◆ THE REQUEST: Write out the material exactly, leaving every picture behind.

+ + +

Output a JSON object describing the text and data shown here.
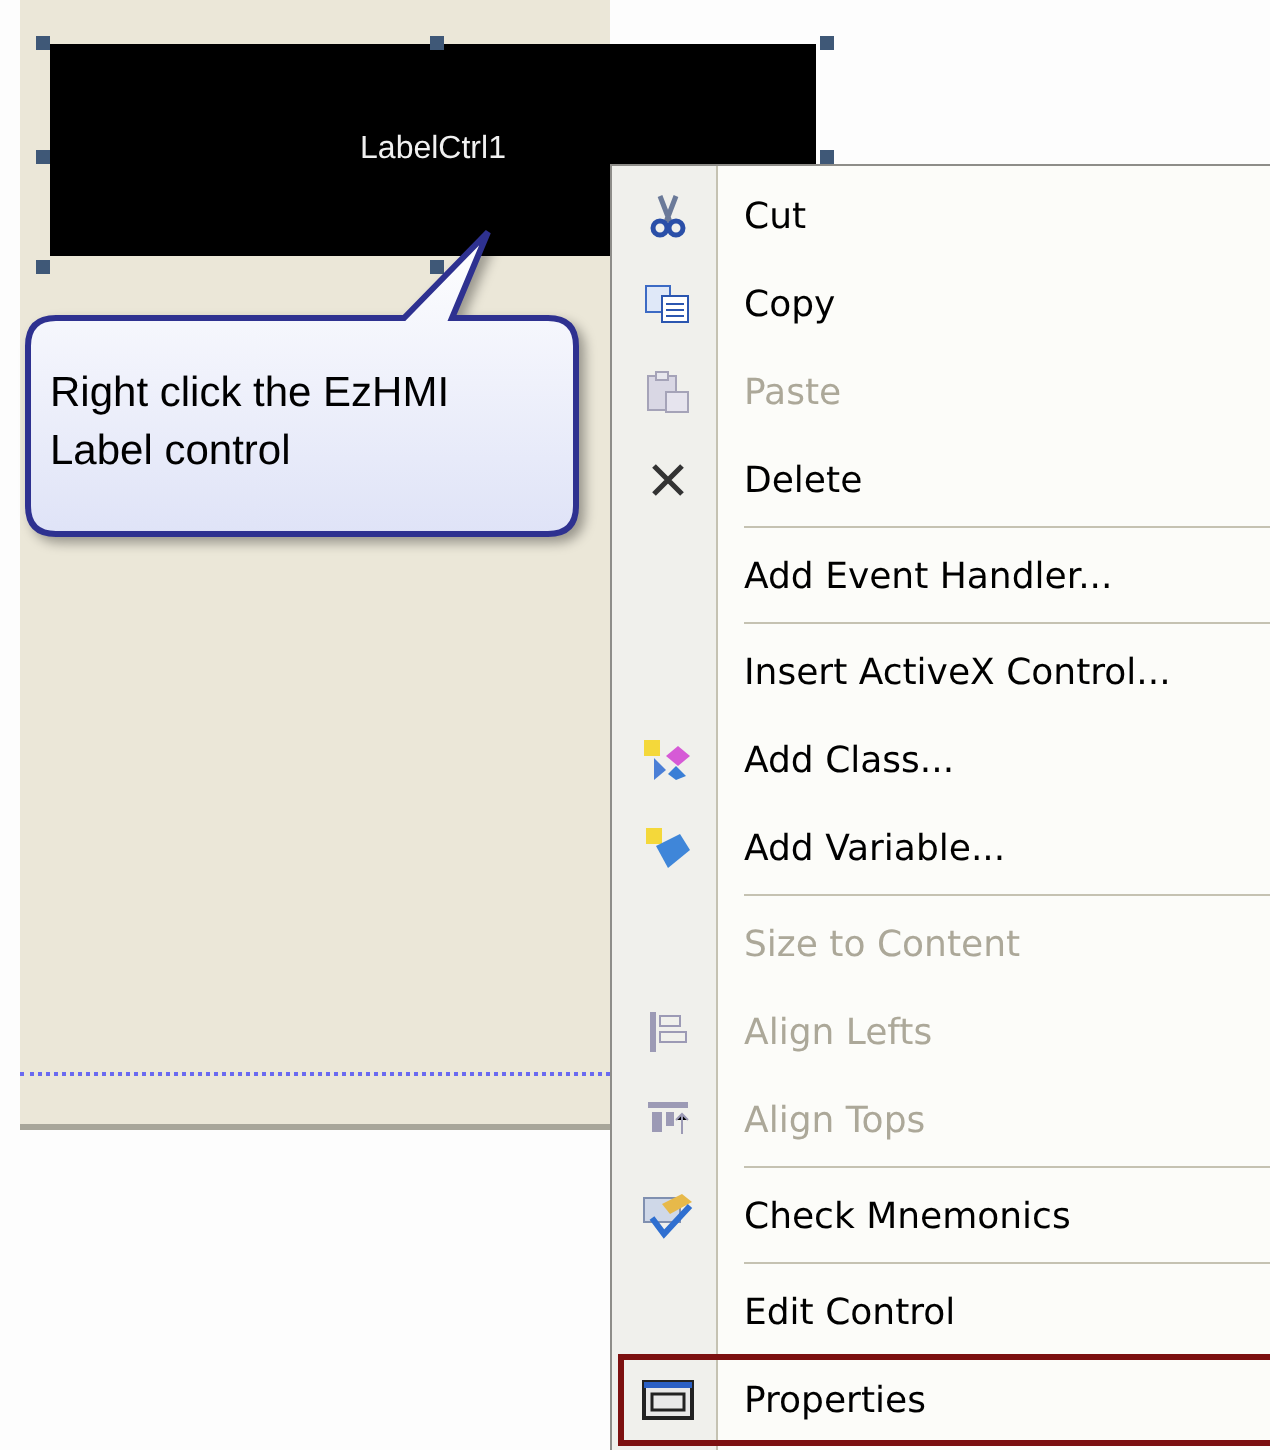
{
  "label_control": {
    "text": "LabelCtrl1"
  },
  "callout": {
    "text": "Right click the EzHMI Label control"
  },
  "context_menu": {
    "items": [
      {
        "kind": "item",
        "label": "Cut",
        "disabled": false,
        "highlighted": false
      },
      {
        "kind": "item",
        "label": "Copy",
        "disabled": false,
        "highlighted": false
      },
      {
        "kind": "item",
        "label": "Paste",
        "disabled": true,
        "highlighted": false
      },
      {
        "kind": "item",
        "label": "Delete",
        "disabled": false,
        "highlighted": false
      },
      {
        "kind": "separator"
      },
      {
        "kind": "item",
        "label": "Add Event Handler...",
        "disabled": false,
        "highlighted": false
      },
      {
        "kind": "separator"
      },
      {
        "kind": "item",
        "label": "Insert ActiveX Control...",
        "disabled": false,
        "highlighted": false
      },
      {
        "kind": "item",
        "label": "Add Class...",
        "disabled": false,
        "highlighted": false
      },
      {
        "kind": "item",
        "label": "Add Variable...",
        "disabled": false,
        "highlighted": false
      },
      {
        "kind": "separator"
      },
      {
        "kind": "item",
        "label": "Size to Content",
        "disabled": true,
        "highlighted": false
      },
      {
        "kind": "item",
        "label": "Align Lefts",
        "disabled": true,
        "highlighted": false
      },
      {
        "kind": "item",
        "label": "Align Tops",
        "disabled": true,
        "highlighted": false
      },
      {
        "kind": "separator"
      },
      {
        "kind": "item",
        "label": "Check Mnemonics",
        "disabled": false,
        "highlighted": false
      },
      {
        "kind": "separator"
      },
      {
        "kind": "item",
        "label": "Edit Control",
        "disabled": false,
        "highlighted": false
      },
      {
        "kind": "item",
        "label": "Properties",
        "disabled": false,
        "highlighted": true
      }
    ]
  }
}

+ + +

◆ RESULT OF THE EXERCISE:
Output a JSON object describing the text and data shown here.
{
  "label_control": {
    "text": "LabelCtrl1"
  },
  "callout": {
    "text": "Right click the EzHMI Label control"
  },
  "context_menu": {
    "items": [
      {
        "kind": "item",
        "label": "Cut",
        "disabled": false,
        "highlighted": false
      },
      {
        "kind": "item",
        "label": "Copy",
        "disabled": false,
        "highlighted": false
      },
      {
        "kind": "item",
        "label": "Paste",
        "disabled": true,
        "highlighted": false
      },
      {
        "kind": "item",
        "label": "Delete",
        "disabled": false,
        "highlighted": false
      },
      {
        "kind": "separator"
      },
      {
        "kind": "item",
        "label": "Add Event Handler...",
        "disabled": false,
        "highlighted": false
      },
      {
        "kind": "separator"
      },
      {
        "kind": "item",
        "label": "Insert ActiveX Control...",
        "disabled": false,
        "highlighted": false
      },
      {
        "kind": "item",
        "label": "Add Class...",
        "disabled": false,
        "highlighted": false
      },
      {
        "kind": "item",
        "label": "Add Variable...",
        "disabled": false,
        "highlighted": false
      },
      {
        "kind": "separator"
      },
      {
        "kind": "item",
        "label": "Size to Content",
        "disabled": true,
        "highlighted": false
      },
      {
        "kind": "item",
        "label": "Align Lefts",
        "disabled": true,
        "highlighted": false
      },
      {
        "kind": "item",
        "label": "Align Tops",
        "disabled": true,
        "highlighted": false
      },
      {
        "kind": "separator"
      },
      {
        "kind": "item",
        "label": "Check Mnemonics",
        "disabled": false,
        "highlighted": false
      },
      {
        "kind": "separator"
      },
      {
        "kind": "item",
        "label": "Edit Control",
        "disabled": false,
        "highlighted": false
      },
      {
        "kind": "item",
        "label": "Properties",
        "disabled": false,
        "highlighted": true
      }
    ]
  }
}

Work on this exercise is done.